Task directions
Repeat all the material exactly; pictures stay out of your copy.

◆ ◆ ◆ ◆ ◆ ◆ ◆

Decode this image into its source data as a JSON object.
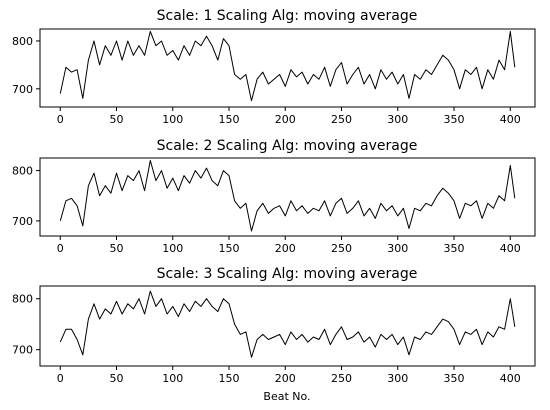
{
  "chart_data": [
    {
      "type": "line",
      "title": "Scale: 1 Scaling Alg: moving average",
      "xlabel": "",
      "ylabel": "",
      "xlim": [
        -18,
        422
      ],
      "ylim": [
        662,
        825
      ],
      "xticks": [
        0,
        50,
        100,
        150,
        200,
        250,
        300,
        350,
        400
      ],
      "yticks": [
        700,
        800
      ],
      "grid": false,
      "series": [
        {
          "x": [
            0,
            5,
            10,
            15,
            20,
            25,
            30,
            35,
            40,
            45,
            50,
            55,
            60,
            65,
            70,
            75,
            80,
            85,
            90,
            95,
            100,
            105,
            110,
            115,
            120,
            125,
            130,
            135,
            140,
            145,
            150,
            155,
            160,
            165,
            170,
            175,
            180,
            185,
            190,
            195,
            200,
            205,
            210,
            215,
            220,
            225,
            230,
            235,
            240,
            245,
            250,
            255,
            260,
            265,
            270,
            275,
            280,
            285,
            290,
            295,
            300,
            305,
            310,
            315,
            320,
            325,
            330,
            335,
            340,
            345,
            350,
            355,
            360,
            365,
            370,
            375,
            380,
            385,
            390,
            395,
            400,
            404
          ],
          "values": [
            690,
            745,
            735,
            740,
            680,
            760,
            800,
            750,
            790,
            770,
            800,
            760,
            800,
            770,
            790,
            770,
            820,
            790,
            800,
            770,
            780,
            760,
            790,
            770,
            800,
            790,
            810,
            790,
            760,
            805,
            790,
            730,
            720,
            730,
            675,
            720,
            735,
            710,
            720,
            730,
            705,
            740,
            725,
            735,
            710,
            730,
            720,
            745,
            705,
            740,
            755,
            710,
            730,
            745,
            710,
            730,
            700,
            740,
            720,
            735,
            710,
            730,
            680,
            730,
            720,
            740,
            730,
            750,
            770,
            760,
            740,
            700,
            740,
            730,
            745,
            700,
            740,
            720,
            760,
            740,
            820,
            745
          ]
        }
      ]
    },
    {
      "type": "line",
      "title": "Scale: 2 Scaling Alg: moving average",
      "xlabel": "",
      "ylabel": "",
      "xlim": [
        -18,
        422
      ],
      "ylim": [
        670,
        825
      ],
      "xticks": [
        0,
        50,
        100,
        150,
        200,
        250,
        300,
        350,
        400
      ],
      "yticks": [
        700,
        800
      ],
      "grid": false,
      "series": [
        {
          "x": [
            0,
            5,
            10,
            15,
            20,
            25,
            30,
            35,
            40,
            45,
            50,
            55,
            60,
            65,
            70,
            75,
            80,
            85,
            90,
            95,
            100,
            105,
            110,
            115,
            120,
            125,
            130,
            135,
            140,
            145,
            150,
            155,
            160,
            165,
            170,
            175,
            180,
            185,
            190,
            195,
            200,
            205,
            210,
            215,
            220,
            225,
            230,
            235,
            240,
            245,
            250,
            255,
            260,
            265,
            270,
            275,
            280,
            285,
            290,
            295,
            300,
            305,
            310,
            315,
            320,
            325,
            330,
            335,
            340,
            345,
            350,
            355,
            360,
            365,
            370,
            375,
            380,
            385,
            390,
            395,
            400,
            404
          ],
          "values": [
            700,
            740,
            745,
            730,
            690,
            770,
            795,
            750,
            770,
            755,
            795,
            760,
            790,
            780,
            800,
            760,
            820,
            780,
            800,
            765,
            785,
            760,
            790,
            775,
            800,
            785,
            805,
            780,
            770,
            800,
            790,
            740,
            725,
            735,
            680,
            720,
            735,
            715,
            725,
            730,
            710,
            740,
            720,
            730,
            715,
            725,
            720,
            740,
            710,
            735,
            745,
            715,
            725,
            740,
            710,
            725,
            705,
            735,
            720,
            730,
            710,
            725,
            685,
            725,
            720,
            735,
            730,
            750,
            765,
            755,
            740,
            705,
            735,
            730,
            740,
            705,
            735,
            725,
            750,
            740,
            810,
            745
          ]
        }
      ]
    },
    {
      "type": "line",
      "title": "Scale: 3 Scaling Alg: moving average",
      "xlabel": "Beat No.",
      "ylabel": "",
      "xlim": [
        -18,
        422
      ],
      "ylim": [
        668,
        825
      ],
      "xticks": [
        0,
        50,
        100,
        150,
        200,
        250,
        300,
        350,
        400
      ],
      "yticks": [
        700,
        800
      ],
      "grid": false,
      "series": [
        {
          "x": [
            0,
            5,
            10,
            15,
            20,
            25,
            30,
            35,
            40,
            45,
            50,
            55,
            60,
            65,
            70,
            75,
            80,
            85,
            90,
            95,
            100,
            105,
            110,
            115,
            120,
            125,
            130,
            135,
            140,
            145,
            150,
            155,
            160,
            165,
            170,
            175,
            180,
            185,
            190,
            195,
            200,
            205,
            210,
            215,
            220,
            225,
            230,
            235,
            240,
            245,
            250,
            255,
            260,
            265,
            270,
            275,
            280,
            285,
            290,
            295,
            300,
            305,
            310,
            315,
            320,
            325,
            330,
            335,
            340,
            345,
            350,
            355,
            360,
            365,
            370,
            375,
            380,
            385,
            390,
            395,
            400,
            404
          ],
          "values": [
            715,
            740,
            740,
            720,
            690,
            760,
            790,
            760,
            780,
            770,
            795,
            770,
            790,
            780,
            800,
            770,
            815,
            785,
            800,
            770,
            785,
            765,
            790,
            775,
            795,
            785,
            800,
            785,
            775,
            800,
            790,
            750,
            730,
            735,
            685,
            720,
            730,
            720,
            725,
            730,
            710,
            735,
            720,
            730,
            715,
            725,
            720,
            740,
            710,
            730,
            745,
            720,
            725,
            735,
            715,
            725,
            705,
            730,
            720,
            730,
            710,
            725,
            690,
            725,
            720,
            735,
            730,
            745,
            760,
            755,
            740,
            710,
            735,
            730,
            740,
            710,
            735,
            725,
            745,
            740,
            800,
            745
          ]
        }
      ]
    }
  ]
}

◆ ◆ ◆ ◆ ◆ ◆ ◆

Exercise response
Decode this image into its source data as a JSON object.
{
  "chart_data": [
    {
      "type": "line",
      "title": "Scale: 1 Scaling Alg: moving average",
      "xlabel": "",
      "ylabel": "",
      "xlim": [
        -18,
        422
      ],
      "ylim": [
        662,
        825
      ],
      "xticks": [
        0,
        50,
        100,
        150,
        200,
        250,
        300,
        350,
        400
      ],
      "yticks": [
        700,
        800
      ],
      "grid": false,
      "series": [
        {
          "x": [
            0,
            5,
            10,
            15,
            20,
            25,
            30,
            35,
            40,
            45,
            50,
            55,
            60,
            65,
            70,
            75,
            80,
            85,
            90,
            95,
            100,
            105,
            110,
            115,
            120,
            125,
            130,
            135,
            140,
            145,
            150,
            155,
            160,
            165,
            170,
            175,
            180,
            185,
            190,
            195,
            200,
            205,
            210,
            215,
            220,
            225,
            230,
            235,
            240,
            245,
            250,
            255,
            260,
            265,
            270,
            275,
            280,
            285,
            290,
            295,
            300,
            305,
            310,
            315,
            320,
            325,
            330,
            335,
            340,
            345,
            350,
            355,
            360,
            365,
            370,
            375,
            380,
            385,
            390,
            395,
            400,
            404
          ],
          "values": [
            690,
            745,
            735,
            740,
            680,
            760,
            800,
            750,
            790,
            770,
            800,
            760,
            800,
            770,
            790,
            770,
            820,
            790,
            800,
            770,
            780,
            760,
            790,
            770,
            800,
            790,
            810,
            790,
            760,
            805,
            790,
            730,
            720,
            730,
            675,
            720,
            735,
            710,
            720,
            730,
            705,
            740,
            725,
            735,
            710,
            730,
            720,
            745,
            705,
            740,
            755,
            710,
            730,
            745,
            710,
            730,
            700,
            740,
            720,
            735,
            710,
            730,
            680,
            730,
            720,
            740,
            730,
            750,
            770,
            760,
            740,
            700,
            740,
            730,
            745,
            700,
            740,
            720,
            760,
            740,
            820,
            745
          ]
        }
      ]
    },
    {
      "type": "line",
      "title": "Scale: 2 Scaling Alg: moving average",
      "xlabel": "",
      "ylabel": "",
      "xlim": [
        -18,
        422
      ],
      "ylim": [
        670,
        825
      ],
      "xticks": [
        0,
        50,
        100,
        150,
        200,
        250,
        300,
        350,
        400
      ],
      "yticks": [
        700,
        800
      ],
      "grid": false,
      "series": [
        {
          "x": [
            0,
            5,
            10,
            15,
            20,
            25,
            30,
            35,
            40,
            45,
            50,
            55,
            60,
            65,
            70,
            75,
            80,
            85,
            90,
            95,
            100,
            105,
            110,
            115,
            120,
            125,
            130,
            135,
            140,
            145,
            150,
            155,
            160,
            165,
            170,
            175,
            180,
            185,
            190,
            195,
            200,
            205,
            210,
            215,
            220,
            225,
            230,
            235,
            240,
            245,
            250,
            255,
            260,
            265,
            270,
            275,
            280,
            285,
            290,
            295,
            300,
            305,
            310,
            315,
            320,
            325,
            330,
            335,
            340,
            345,
            350,
            355,
            360,
            365,
            370,
            375,
            380,
            385,
            390,
            395,
            400,
            404
          ],
          "values": [
            700,
            740,
            745,
            730,
            690,
            770,
            795,
            750,
            770,
            755,
            795,
            760,
            790,
            780,
            800,
            760,
            820,
            780,
            800,
            765,
            785,
            760,
            790,
            775,
            800,
            785,
            805,
            780,
            770,
            800,
            790,
            740,
            725,
            735,
            680,
            720,
            735,
            715,
            725,
            730,
            710,
            740,
            720,
            730,
            715,
            725,
            720,
            740,
            710,
            735,
            745,
            715,
            725,
            740,
            710,
            725,
            705,
            735,
            720,
            730,
            710,
            725,
            685,
            725,
            720,
            735,
            730,
            750,
            765,
            755,
            740,
            705,
            735,
            730,
            740,
            705,
            735,
            725,
            750,
            740,
            810,
            745
          ]
        }
      ]
    },
    {
      "type": "line",
      "title": "Scale: 3 Scaling Alg: moving average",
      "xlabel": "Beat No.",
      "ylabel": "",
      "xlim": [
        -18,
        422
      ],
      "ylim": [
        668,
        825
      ],
      "xticks": [
        0,
        50,
        100,
        150,
        200,
        250,
        300,
        350,
        400
      ],
      "yticks": [
        700,
        800
      ],
      "grid": false,
      "series": [
        {
          "x": [
            0,
            5,
            10,
            15,
            20,
            25,
            30,
            35,
            40,
            45,
            50,
            55,
            60,
            65,
            70,
            75,
            80,
            85,
            90,
            95,
            100,
            105,
            110,
            115,
            120,
            125,
            130,
            135,
            140,
            145,
            150,
            155,
            160,
            165,
            170,
            175,
            180,
            185,
            190,
            195,
            200,
            205,
            210,
            215,
            220,
            225,
            230,
            235,
            240,
            245,
            250,
            255,
            260,
            265,
            270,
            275,
            280,
            285,
            290,
            295,
            300,
            305,
            310,
            315,
            320,
            325,
            330,
            335,
            340,
            345,
            350,
            355,
            360,
            365,
            370,
            375,
            380,
            385,
            390,
            395,
            400,
            404
          ],
          "values": [
            715,
            740,
            740,
            720,
            690,
            760,
            790,
            760,
            780,
            770,
            795,
            770,
            790,
            780,
            800,
            770,
            815,
            785,
            800,
            770,
            785,
            765,
            790,
            775,
            795,
            785,
            800,
            785,
            775,
            800,
            790,
            750,
            730,
            735,
            685,
            720,
            730,
            720,
            725,
            730,
            710,
            735,
            720,
            730,
            715,
            725,
            720,
            740,
            710,
            730,
            745,
            720,
            725,
            735,
            715,
            725,
            705,
            730,
            720,
            730,
            710,
            725,
            690,
            725,
            720,
            735,
            730,
            745,
            760,
            755,
            740,
            710,
            735,
            730,
            740,
            710,
            735,
            725,
            745,
            740,
            800,
            745
          ]
        }
      ]
    }
  ]
}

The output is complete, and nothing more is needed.